- EXERCISE
Output the data word for word, dropping every image.

- WORKING DATA
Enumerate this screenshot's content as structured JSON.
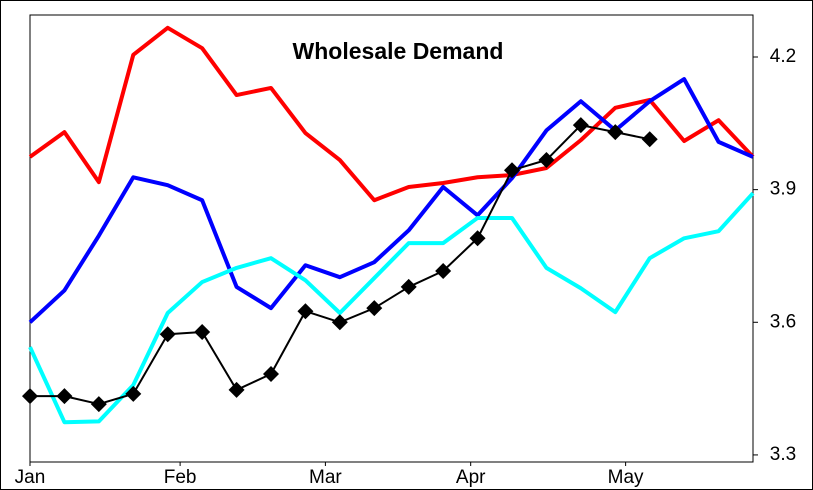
{
  "chart_data": {
    "type": "line",
    "title": "Wholesale Demand",
    "x": [
      0,
      1,
      2,
      3,
      4,
      5,
      6,
      7,
      8,
      9,
      10,
      11,
      12,
      13,
      14,
      15,
      16,
      17,
      18,
      19,
      20,
      21
    ],
    "xlim": [
      0,
      21
    ],
    "xticks": [
      {
        "value": 0,
        "label": "Jan"
      },
      {
        "value": 4.36,
        "label": "Feb"
      },
      {
        "value": 8.58,
        "label": "Mar"
      },
      {
        "value": 12.8,
        "label": "Apr"
      },
      {
        "value": 17.3,
        "label": "May"
      }
    ],
    "ylim": [
      3.284,
      4.295
    ],
    "yticks": [
      3.3,
      3.6,
      3.9,
      4.2
    ],
    "y_axis_side": "right",
    "series": [
      {
        "color": "#ff0000",
        "width": 4,
        "values": [
          3.974,
          4.03,
          3.917,
          4.205,
          4.266,
          4.22,
          4.114,
          4.13,
          4.028,
          3.967,
          3.876,
          3.906,
          3.915,
          3.928,
          3.933,
          3.949,
          4.012,
          4.085,
          4.103,
          4.01,
          4.057,
          3.974
        ]
      },
      {
        "color": "#0000ff",
        "width": 4,
        "values": [
          3.6,
          3.672,
          3.796,
          3.928,
          3.91,
          3.876,
          3.68,
          3.632,
          3.729,
          3.702,
          3.736,
          3.808,
          3.906,
          3.842,
          3.926,
          4.034,
          4.1,
          4.034,
          4.1,
          4.15,
          4.008,
          3.974
        ]
      },
      {
        "color": "#00ffff",
        "width": 4,
        "values": [
          3.544,
          3.374,
          3.376,
          3.458,
          3.621,
          3.691,
          3.723,
          3.745,
          3.695,
          3.621,
          3.7,
          3.779,
          3.779,
          3.836,
          3.836,
          3.723,
          3.677,
          3.623,
          3.745,
          3.79,
          3.806,
          3.892
        ]
      },
      {
        "color": "#000000",
        "width": 2,
        "marker": "diamond",
        "values": [
          3.433,
          3.433,
          3.415,
          3.438,
          3.573,
          3.578,
          3.447,
          3.483,
          3.625,
          3.6,
          3.632,
          3.68,
          3.716,
          3.79,
          3.944,
          3.967,
          4.046,
          4.03,
          4.014,
          null,
          null,
          null
        ]
      }
    ]
  }
}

- PROBLEM SOLUTION
Enumerate this screenshot's content as structured JSON.
{
  "chart_data": {
    "type": "line",
    "title": "Wholesale Demand",
    "x": [
      0,
      1,
      2,
      3,
      4,
      5,
      6,
      7,
      8,
      9,
      10,
      11,
      12,
      13,
      14,
      15,
      16,
      17,
      18,
      19,
      20,
      21
    ],
    "xlim": [
      0,
      21
    ],
    "xticks": [
      {
        "value": 0,
        "label": "Jan"
      },
      {
        "value": 4.36,
        "label": "Feb"
      },
      {
        "value": 8.58,
        "label": "Mar"
      },
      {
        "value": 12.8,
        "label": "Apr"
      },
      {
        "value": 17.3,
        "label": "May"
      }
    ],
    "ylim": [
      3.284,
      4.295
    ],
    "yticks": [
      3.3,
      3.6,
      3.9,
      4.2
    ],
    "y_axis_side": "right",
    "series": [
      {
        "color": "#ff0000",
        "width": 4,
        "values": [
          3.974,
          4.03,
          3.917,
          4.205,
          4.266,
          4.22,
          4.114,
          4.13,
          4.028,
          3.967,
          3.876,
          3.906,
          3.915,
          3.928,
          3.933,
          3.949,
          4.012,
          4.085,
          4.103,
          4.01,
          4.057,
          3.974
        ]
      },
      {
        "color": "#0000ff",
        "width": 4,
        "values": [
          3.6,
          3.672,
          3.796,
          3.928,
          3.91,
          3.876,
          3.68,
          3.632,
          3.729,
          3.702,
          3.736,
          3.808,
          3.906,
          3.842,
          3.926,
          4.034,
          4.1,
          4.034,
          4.1,
          4.15,
          4.008,
          3.974
        ]
      },
      {
        "color": "#00ffff",
        "width": 4,
        "values": [
          3.544,
          3.374,
          3.376,
          3.458,
          3.621,
          3.691,
          3.723,
          3.745,
          3.695,
          3.621,
          3.7,
          3.779,
          3.779,
          3.836,
          3.836,
          3.723,
          3.677,
          3.623,
          3.745,
          3.79,
          3.806,
          3.892
        ]
      },
      {
        "color": "#000000",
        "width": 2,
        "marker": "diamond",
        "values": [
          3.433,
          3.433,
          3.415,
          3.438,
          3.573,
          3.578,
          3.447,
          3.483,
          3.625,
          3.6,
          3.632,
          3.68,
          3.716,
          3.79,
          3.944,
          3.967,
          4.046,
          4.03,
          4.014,
          null,
          null,
          null
        ]
      }
    ]
  }
}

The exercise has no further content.